### Stated problem
Pull out every line in the data that has the string "食品ロスを削減するために" in it.

### Figure record listings
########
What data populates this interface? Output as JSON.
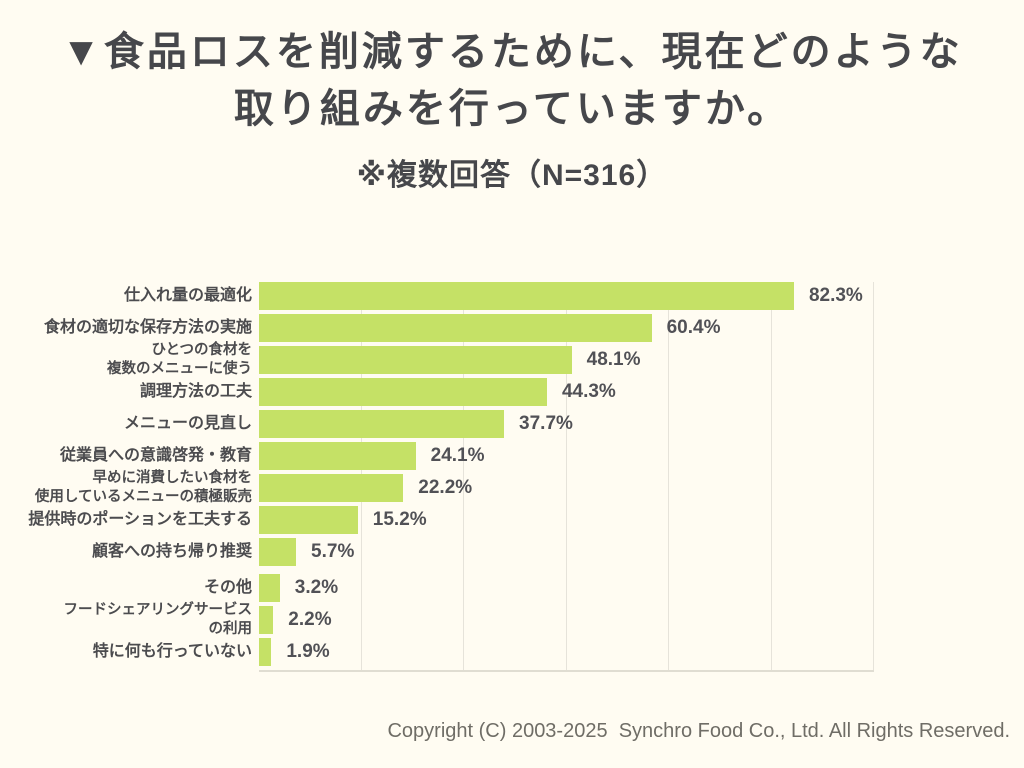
{
  "header": {
    "title_line1": "▼食品ロスを削減するために、現在どのような",
    "title_line2": "取り組みを行っていますか。",
    "subtitle": "※複数回答（N=316）"
  },
  "chart_data": {
    "type": "bar",
    "orientation": "horizontal",
    "unit": "%",
    "sample_size": "N=316",
    "title": "食品ロスを削減するために、現在どのような取り組みを行っていますか。",
    "xlim": [
      0,
      94.6
    ],
    "grid": "6 vertical gridlines, bottom axis line",
    "bar_color": "#c5e166",
    "items": [
      {
        "label_lines": [
          "仕入れ量の最適化"
        ],
        "value": 82.3,
        "value_label": "82.3%"
      },
      {
        "label_lines": [
          "食材の適切な保存方法の実施"
        ],
        "value": 60.4,
        "value_label": "60.4%"
      },
      {
        "label_lines": [
          "ひとつの食材を",
          "複数のメニューに使う"
        ],
        "value": 48.1,
        "value_label": "48.1%"
      },
      {
        "label_lines": [
          "調理方法の工夫"
        ],
        "value": 44.3,
        "value_label": "44.3%"
      },
      {
        "label_lines": [
          "メニューの見直し"
        ],
        "value": 37.7,
        "value_label": "37.7%"
      },
      {
        "label_lines": [
          "従業員への意識啓発・教育"
        ],
        "value": 24.1,
        "value_label": "24.1%"
      },
      {
        "label_lines": [
          "早めに消費したい食材を",
          "使用しているメニューの積極販売"
        ],
        "value": 22.2,
        "value_label": "22.2%"
      },
      {
        "label_lines": [
          "提供時のポーションを工夫する"
        ],
        "value": 15.2,
        "value_label": "15.2%"
      },
      {
        "label_lines": [
          "顧客への持ち帰り推奨"
        ],
        "value": 5.7,
        "value_label": "5.7%"
      },
      {
        "label_lines": [
          "その他"
        ],
        "value": 3.2,
        "value_label": "3.2%"
      },
      {
        "label_lines": [
          "フードシェアリングサービス",
          "の利用"
        ],
        "value": 2.2,
        "value_label": "2.2%"
      },
      {
        "label_lines": [
          "特に何も行っていない"
        ],
        "value": 1.9,
        "value_label": "1.9%"
      }
    ]
  },
  "footer": {
    "copyright": "Copyright (C) 2003-2025  Synchro Food Co., Ltd. All Rights Reserved."
  },
  "colors": {
    "background": "#fffcf2",
    "bar": "#c5e166",
    "title_text": "#46474b",
    "label_text": "#4c4c4f",
    "value_text": "#515156",
    "gridline": "#e6e3da",
    "copyright_text": "#6f6d66"
  }
}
########
### Full response
    "title_line1": "▼食品ロスを削減するために、現在どのような",
    "title": "食品ロスを削減するために、現在どのような取り組みを行っていますか。",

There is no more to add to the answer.